:: DATA FOR THE TASK ::
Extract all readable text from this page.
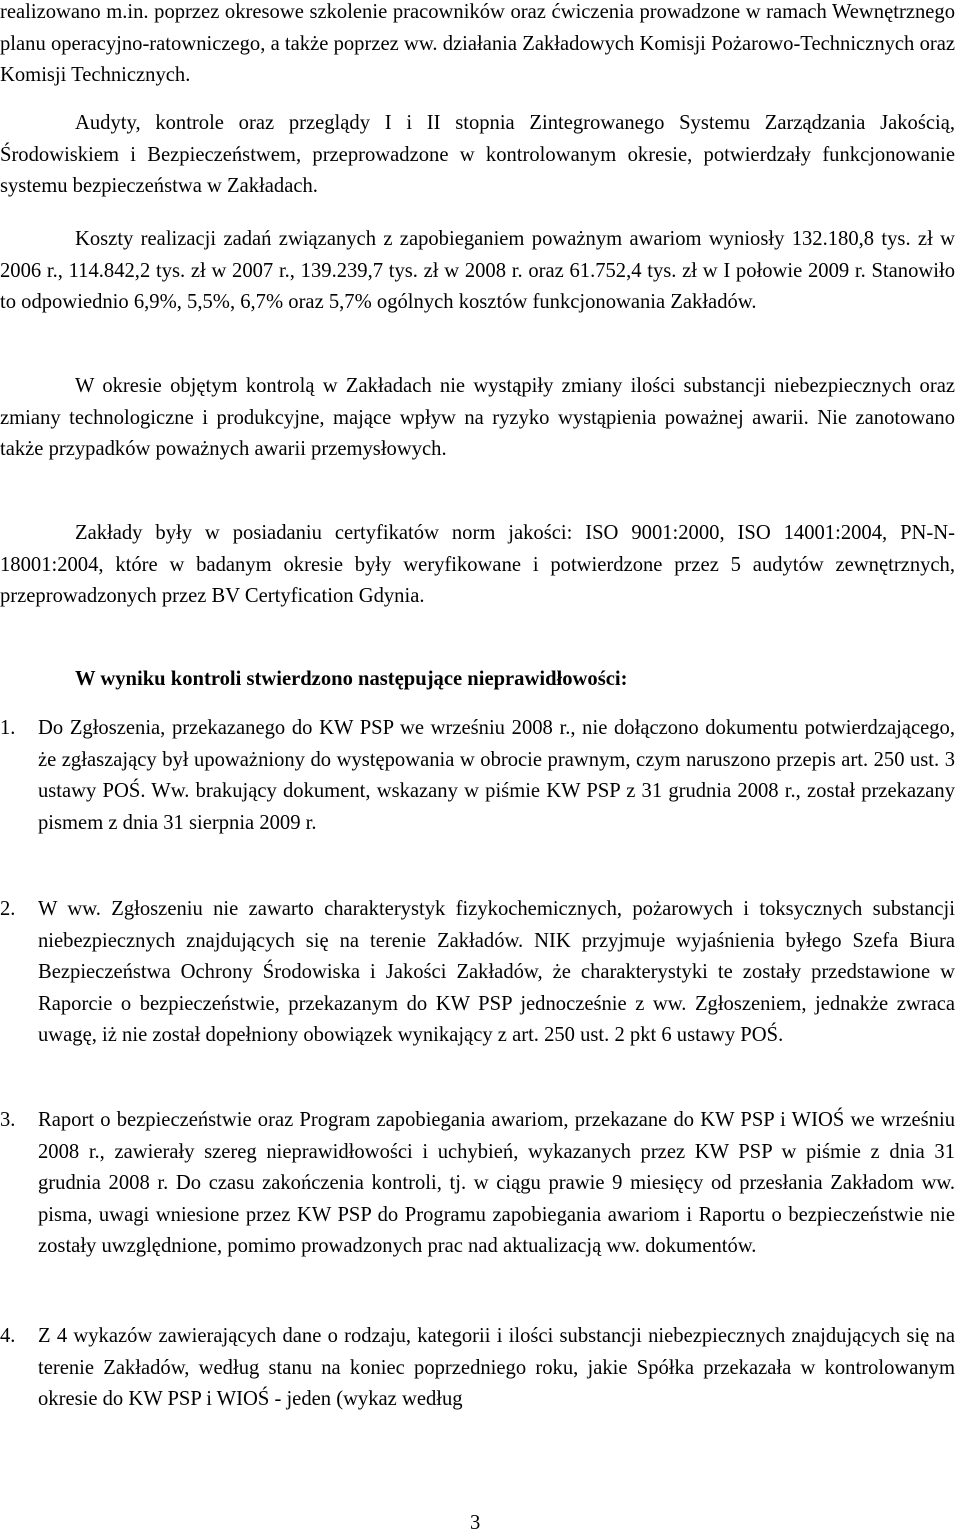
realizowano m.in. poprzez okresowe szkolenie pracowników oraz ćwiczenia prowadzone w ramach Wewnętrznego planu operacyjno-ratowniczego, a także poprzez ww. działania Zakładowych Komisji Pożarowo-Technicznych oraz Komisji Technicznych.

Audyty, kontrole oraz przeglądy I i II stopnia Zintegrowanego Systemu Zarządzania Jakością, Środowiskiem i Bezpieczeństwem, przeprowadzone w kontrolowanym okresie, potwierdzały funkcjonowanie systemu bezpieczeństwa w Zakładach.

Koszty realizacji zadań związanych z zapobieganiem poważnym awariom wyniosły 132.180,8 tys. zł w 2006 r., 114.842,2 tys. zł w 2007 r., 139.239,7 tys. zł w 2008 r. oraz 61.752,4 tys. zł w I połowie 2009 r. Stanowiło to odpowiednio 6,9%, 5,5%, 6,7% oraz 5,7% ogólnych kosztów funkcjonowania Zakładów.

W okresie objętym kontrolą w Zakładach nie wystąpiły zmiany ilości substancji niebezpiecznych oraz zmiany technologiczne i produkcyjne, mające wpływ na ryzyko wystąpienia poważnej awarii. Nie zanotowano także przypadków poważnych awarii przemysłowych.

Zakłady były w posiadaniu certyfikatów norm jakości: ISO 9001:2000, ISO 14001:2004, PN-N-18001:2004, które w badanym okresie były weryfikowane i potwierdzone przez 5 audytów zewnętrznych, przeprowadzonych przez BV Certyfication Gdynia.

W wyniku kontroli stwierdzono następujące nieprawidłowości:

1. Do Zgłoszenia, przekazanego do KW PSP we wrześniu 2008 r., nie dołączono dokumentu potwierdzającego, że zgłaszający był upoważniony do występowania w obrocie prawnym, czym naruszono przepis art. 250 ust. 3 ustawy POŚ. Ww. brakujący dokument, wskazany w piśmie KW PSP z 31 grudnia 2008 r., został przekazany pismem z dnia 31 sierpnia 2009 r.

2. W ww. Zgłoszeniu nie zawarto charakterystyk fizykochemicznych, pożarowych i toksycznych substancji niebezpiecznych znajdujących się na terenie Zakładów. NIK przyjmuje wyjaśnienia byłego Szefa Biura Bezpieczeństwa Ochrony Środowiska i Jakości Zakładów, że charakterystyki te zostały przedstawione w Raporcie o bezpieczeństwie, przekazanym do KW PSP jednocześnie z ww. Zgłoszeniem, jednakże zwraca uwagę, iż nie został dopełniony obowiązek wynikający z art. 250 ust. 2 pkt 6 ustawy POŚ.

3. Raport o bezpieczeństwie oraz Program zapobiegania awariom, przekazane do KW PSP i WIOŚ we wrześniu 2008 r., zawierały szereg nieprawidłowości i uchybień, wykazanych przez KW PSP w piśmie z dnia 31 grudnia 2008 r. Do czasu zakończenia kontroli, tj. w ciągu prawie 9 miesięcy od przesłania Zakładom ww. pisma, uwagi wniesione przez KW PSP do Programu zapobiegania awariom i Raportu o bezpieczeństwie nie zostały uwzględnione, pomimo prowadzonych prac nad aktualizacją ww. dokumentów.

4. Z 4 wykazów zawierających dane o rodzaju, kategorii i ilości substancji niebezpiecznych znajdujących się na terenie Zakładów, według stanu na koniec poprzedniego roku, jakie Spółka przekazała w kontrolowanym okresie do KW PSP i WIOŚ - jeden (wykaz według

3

* * *

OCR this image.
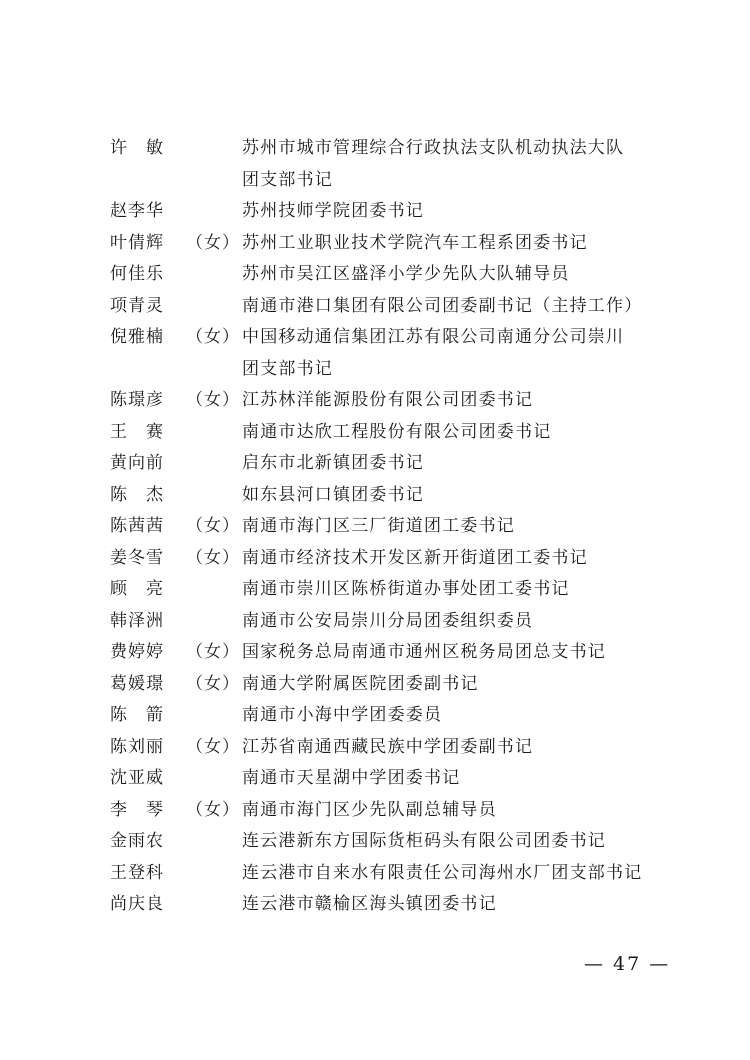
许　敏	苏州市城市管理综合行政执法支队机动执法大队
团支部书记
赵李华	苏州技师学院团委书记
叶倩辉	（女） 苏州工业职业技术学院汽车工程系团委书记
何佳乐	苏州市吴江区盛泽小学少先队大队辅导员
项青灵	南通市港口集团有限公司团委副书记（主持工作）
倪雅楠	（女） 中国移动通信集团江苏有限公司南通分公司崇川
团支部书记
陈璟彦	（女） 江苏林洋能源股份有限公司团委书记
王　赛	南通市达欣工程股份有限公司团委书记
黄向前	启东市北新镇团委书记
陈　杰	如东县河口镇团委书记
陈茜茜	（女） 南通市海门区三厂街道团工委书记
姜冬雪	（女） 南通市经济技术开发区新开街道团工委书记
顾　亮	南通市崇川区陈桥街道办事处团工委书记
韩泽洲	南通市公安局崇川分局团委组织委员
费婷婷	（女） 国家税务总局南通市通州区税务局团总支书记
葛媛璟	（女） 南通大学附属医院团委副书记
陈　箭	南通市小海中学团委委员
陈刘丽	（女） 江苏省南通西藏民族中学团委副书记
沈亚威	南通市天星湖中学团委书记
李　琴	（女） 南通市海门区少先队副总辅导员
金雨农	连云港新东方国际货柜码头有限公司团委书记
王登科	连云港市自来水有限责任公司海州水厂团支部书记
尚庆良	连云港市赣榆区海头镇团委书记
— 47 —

:: GIVEN INSTRUCTION ::
Show the lines of the material that contain the word "this".

:: SOLVED EXERCISE ::
Extract all readable text from this page.
OCR this image.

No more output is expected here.